(Data excerpts)
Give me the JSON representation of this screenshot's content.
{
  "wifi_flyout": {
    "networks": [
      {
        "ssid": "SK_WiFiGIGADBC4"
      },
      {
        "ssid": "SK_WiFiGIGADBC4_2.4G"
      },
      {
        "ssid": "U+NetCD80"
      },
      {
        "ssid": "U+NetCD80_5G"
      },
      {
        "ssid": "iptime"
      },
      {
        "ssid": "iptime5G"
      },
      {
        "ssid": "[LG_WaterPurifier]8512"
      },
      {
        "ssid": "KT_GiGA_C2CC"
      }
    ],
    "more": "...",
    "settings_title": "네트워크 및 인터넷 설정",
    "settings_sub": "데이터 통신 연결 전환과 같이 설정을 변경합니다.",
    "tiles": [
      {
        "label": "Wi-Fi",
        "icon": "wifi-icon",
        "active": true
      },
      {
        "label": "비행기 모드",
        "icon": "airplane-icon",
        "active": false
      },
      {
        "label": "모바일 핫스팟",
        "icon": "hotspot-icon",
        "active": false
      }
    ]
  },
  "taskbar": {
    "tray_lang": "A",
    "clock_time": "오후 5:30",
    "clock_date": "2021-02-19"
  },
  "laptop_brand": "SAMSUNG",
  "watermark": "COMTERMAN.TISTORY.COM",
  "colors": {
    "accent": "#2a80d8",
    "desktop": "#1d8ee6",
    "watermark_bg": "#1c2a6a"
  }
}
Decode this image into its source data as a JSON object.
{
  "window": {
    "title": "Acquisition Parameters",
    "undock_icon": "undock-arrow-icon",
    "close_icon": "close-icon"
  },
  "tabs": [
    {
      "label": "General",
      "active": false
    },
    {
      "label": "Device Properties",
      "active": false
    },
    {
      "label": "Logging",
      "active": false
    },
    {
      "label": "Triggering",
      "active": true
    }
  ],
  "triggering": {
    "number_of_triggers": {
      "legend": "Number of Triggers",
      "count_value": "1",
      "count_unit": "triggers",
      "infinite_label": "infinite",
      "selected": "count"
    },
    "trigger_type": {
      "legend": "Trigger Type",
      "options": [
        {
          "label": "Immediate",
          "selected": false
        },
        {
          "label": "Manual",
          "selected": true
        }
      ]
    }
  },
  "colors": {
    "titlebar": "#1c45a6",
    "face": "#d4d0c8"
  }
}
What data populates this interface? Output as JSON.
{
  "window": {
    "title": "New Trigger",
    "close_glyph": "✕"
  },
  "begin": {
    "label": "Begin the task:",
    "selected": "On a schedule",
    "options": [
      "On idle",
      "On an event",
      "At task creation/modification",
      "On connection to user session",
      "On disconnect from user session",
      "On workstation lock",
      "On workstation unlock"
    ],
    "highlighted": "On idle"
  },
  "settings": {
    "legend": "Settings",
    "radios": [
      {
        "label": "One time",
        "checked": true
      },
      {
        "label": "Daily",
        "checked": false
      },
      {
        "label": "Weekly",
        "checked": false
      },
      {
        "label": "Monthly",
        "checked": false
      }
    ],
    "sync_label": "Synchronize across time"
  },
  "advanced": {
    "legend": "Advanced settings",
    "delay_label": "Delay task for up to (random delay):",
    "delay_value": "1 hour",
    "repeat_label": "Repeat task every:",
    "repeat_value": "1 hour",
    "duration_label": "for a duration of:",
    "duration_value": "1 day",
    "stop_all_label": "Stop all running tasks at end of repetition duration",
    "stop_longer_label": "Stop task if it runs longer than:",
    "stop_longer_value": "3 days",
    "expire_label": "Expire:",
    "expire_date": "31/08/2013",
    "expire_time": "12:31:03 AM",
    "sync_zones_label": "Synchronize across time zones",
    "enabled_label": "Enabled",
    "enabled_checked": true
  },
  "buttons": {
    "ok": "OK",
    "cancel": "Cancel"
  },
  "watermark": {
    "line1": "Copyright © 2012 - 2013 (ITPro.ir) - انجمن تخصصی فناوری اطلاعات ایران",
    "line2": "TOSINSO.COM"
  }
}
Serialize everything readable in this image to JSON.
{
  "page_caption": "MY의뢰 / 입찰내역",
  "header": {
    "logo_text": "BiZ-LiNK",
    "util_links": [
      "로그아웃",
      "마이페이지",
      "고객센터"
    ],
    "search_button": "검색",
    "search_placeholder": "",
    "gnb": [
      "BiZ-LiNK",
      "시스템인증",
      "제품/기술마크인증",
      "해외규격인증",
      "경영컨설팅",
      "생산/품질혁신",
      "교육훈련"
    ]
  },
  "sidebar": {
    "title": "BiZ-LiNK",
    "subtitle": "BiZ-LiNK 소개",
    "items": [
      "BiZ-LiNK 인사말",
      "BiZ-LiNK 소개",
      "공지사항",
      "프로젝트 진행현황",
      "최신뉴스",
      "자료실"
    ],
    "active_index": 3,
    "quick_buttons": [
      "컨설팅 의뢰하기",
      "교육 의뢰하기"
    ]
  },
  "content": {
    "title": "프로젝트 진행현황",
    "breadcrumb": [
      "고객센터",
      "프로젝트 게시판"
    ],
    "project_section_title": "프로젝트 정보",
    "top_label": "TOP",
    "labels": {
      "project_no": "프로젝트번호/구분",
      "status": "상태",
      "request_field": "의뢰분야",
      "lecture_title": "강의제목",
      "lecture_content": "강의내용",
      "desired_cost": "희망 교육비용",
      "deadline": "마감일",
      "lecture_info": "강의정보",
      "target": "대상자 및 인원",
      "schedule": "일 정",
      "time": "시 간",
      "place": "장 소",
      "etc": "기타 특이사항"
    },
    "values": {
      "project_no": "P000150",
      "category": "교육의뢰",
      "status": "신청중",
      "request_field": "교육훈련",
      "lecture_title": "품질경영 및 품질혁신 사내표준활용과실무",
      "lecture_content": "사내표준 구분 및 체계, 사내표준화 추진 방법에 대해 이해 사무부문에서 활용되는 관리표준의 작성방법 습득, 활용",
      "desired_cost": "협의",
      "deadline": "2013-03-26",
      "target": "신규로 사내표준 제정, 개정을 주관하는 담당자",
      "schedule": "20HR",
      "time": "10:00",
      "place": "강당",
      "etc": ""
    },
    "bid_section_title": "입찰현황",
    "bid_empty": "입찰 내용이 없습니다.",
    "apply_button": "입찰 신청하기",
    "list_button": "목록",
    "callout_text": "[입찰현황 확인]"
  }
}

→ **Task directions**
Repeat all the entries exactly as given.

→ **Result of this exercise**
Give me the JSON representation of this screenshot's content.
{
  "wifi_flyout": {
    "networks": [
      {
        "ssid": "SK_WiFiGIGADBC4"
      },
      {
        "ssid": "SK_WiFiGIGADBC4_2.4G"
      },
      {
        "ssid": "U+NetCD80"
      },
      {
        "ssid": "U+NetCD80_5G"
      },
      {
        "ssid": "iptime"
      },
      {
        "ssid": "iptime5G"
      },
      {
        "ssid": "[LG_WaterPurifier]8512"
      },
      {
        "ssid": "KT_GiGA_C2CC"
      }
    ],
    "more": "...",
    "settings_title": "네트워크 및 인터넷 설정",
    "settings_sub": "데이터 통신 연결 전환과 같이 설정을 변경합니다.",
    "tiles": [
      {
        "label": "Wi-Fi",
        "icon": "wifi-icon",
        "active": true
      },
      {
        "label": "비행기 모드",
        "icon": "airplane-icon",
        "active": false
      },
      {
        "label": "모바일 핫스팟",
        "icon": "hotspot-icon",
        "active": false
      }
    ]
  },
  "taskbar": {
    "tray_lang": "A",
    "clock_time": "오후 5:30",
    "clock_date": "2021-02-19"
  },
  "laptop_brand": "SAMSUNG",
  "watermark": "COMTERMAN.TISTORY.COM",
  "colors": {
    "accent": "#2a80d8",
    "desktop": "#1d8ee6",
    "watermark_bg": "#1c2a6a"
  }
}
Decode this image into its source data as a JSON object.
{
  "window": {
    "title": "Acquisition Parameters",
    "undock_icon": "undock-arrow-icon",
    "close_icon": "close-icon"
  },
  "tabs": [
    {
      "label": "General",
      "active": false
    },
    {
      "label": "Device Properties",
      "active": false
    },
    {
      "label": "Logging",
      "active": false
    },
    {
      "label": "Triggering",
      "active": true
    }
  ],
  "triggering": {
    "number_of_triggers": {
      "legend": "Number of Triggers",
      "count_value": "1",
      "count_unit": "triggers",
      "infinite_label": "infinite",
      "selected": "count"
    },
    "trigger_type": {
      "legend": "Trigger Type",
      "options": [
        {
          "label": "Immediate",
          "selected": false
        },
        {
          "label": "Manual",
          "selected": true
        }
      ]
    }
  },
  "colors": {
    "titlebar": "#1c45a6",
    "face": "#d4d0c8"
  }
}
What data populates this interface? Output as JSON.
{
  "window": {
    "title": "New Trigger",
    "close_glyph": "✕"
  },
  "begin": {
    "label": "Begin the task:",
    "selected": "On a schedule",
    "options": [
      "On idle",
      "On an event",
      "At task creation/modification",
      "On connection to user session",
      "On disconnect from user session",
      "On workstation lock",
      "On workstation unlock"
    ],
    "highlighted": "On idle"
  },
  "settings": {
    "legend": "Settings",
    "radios": [
      {
        "label": "One time",
        "checked": true
      },
      {
        "label": "Daily",
        "checked": false
      },
      {
        "label": "Weekly",
        "checked": false
      },
      {
        "label": "Monthly",
        "checked": false
      }
    ],
    "sync_label": "Synchronize across time"
  },
  "advanced": {
    "legend": "Advanced settings",
    "delay_label": "Delay task for up to (random delay):",
    "delay_value": "1 hour",
    "repeat_label": "Repeat task every:",
    "repeat_value": "1 hour",
    "duration_label": "for a duration of:",
    "duration_value": "1 day",
    "stop_all_label": "Stop all running tasks at end of repetition duration",
    "stop_longer_label": "Stop task if it runs longer than:",
    "stop_longer_value": "3 days",
    "expire_label": "Expire:",
    "expire_date": "31/08/2013",
    "expire_time": "12:31:03 AM",
    "sync_zones_label": "Synchronize across time zones",
    "enabled_label": "Enabled",
    "enabled_checked": true
  },
  "buttons": {
    "ok": "OK",
    "cancel": "Cancel"
  },
  "watermark": {
    "line1": "Copyright © 2012 - 2013 (ITPro.ir) - انجمن تخصصی فناوری اطلاعات ایران",
    "line2": "TOSINSO.COM"
  }
}
Serialize everything readable in this image to JSON.
{
  "page_caption": "MY의뢰 / 입찰내역",
  "header": {
    "logo_text": "BiZ-LiNK",
    "util_links": [
      "로그아웃",
      "마이페이지",
      "고객센터"
    ],
    "search_button": "검색",
    "search_placeholder": "",
    "gnb": [
      "BiZ-LiNK",
      "시스템인증",
      "제품/기술마크인증",
      "해외규격인증",
      "경영컨설팅",
      "생산/품질혁신",
      "교육훈련"
    ]
  },
  "sidebar": {
    "title": "BiZ-LiNK",
    "subtitle": "BiZ-LiNK 소개",
    "items": [
      "BiZ-LiNK 인사말",
      "BiZ-LiNK 소개",
      "공지사항",
      "프로젝트 진행현황",
      "최신뉴스",
      "자료실"
    ],
    "active_index": 3,
    "quick_buttons": [
      "컨설팅 의뢰하기",
      "교육 의뢰하기"
    ]
  },
  "content": {
    "title": "프로젝트 진행현황",
    "breadcrumb": [
      "고객센터",
      "프로젝트 게시판"
    ],
    "project_section_title": "프로젝트 정보",
    "top_label": "TOP",
    "labels": {
      "project_no": "프로젝트번호/구분",
      "status": "상태",
      "request_field": "의뢰분야",
      "lecture_title": "강의제목",
      "lecture_content": "강의내용",
      "desired_cost": "희망 교육비용",
      "deadline": "마감일",
      "lecture_info": "강의정보",
      "target": "대상자 및 인원",
      "schedule": "일 정",
      "time": "시 간",
      "place": "장 소",
      "etc": "기타 특이사항"
    },
    "values": {
      "project_no": "P000150",
      "category": "교육의뢰",
      "status": "신청중",
      "request_field": "교육훈련",
      "lecture_title": "품질경영 및 품질혁신 사내표준활용과실무",
      "lecture_content": "사내표준 구분 및 체계, 사내표준화 추진 방법에 대해 이해 사무부문에서 활용되는 관리표준의 작성방법 습득, 활용",
      "desired_cost": "협의",
      "deadline": "2013-03-26",
      "target": "신규로 사내표준 제정, 개정을 주관하는 담당자",
      "schedule": "20HR",
      "time": "10:00",
      "place": "강당",
      "etc": ""
    },
    "bid_section_title": "입찰현황",
    "bid_empty": "입찰 내용이 없습니다.",
    "apply_button": "입찰 신청하기",
    "list_button": "목록",
    "callout_text": "[입찰현황 확인]"
  }
}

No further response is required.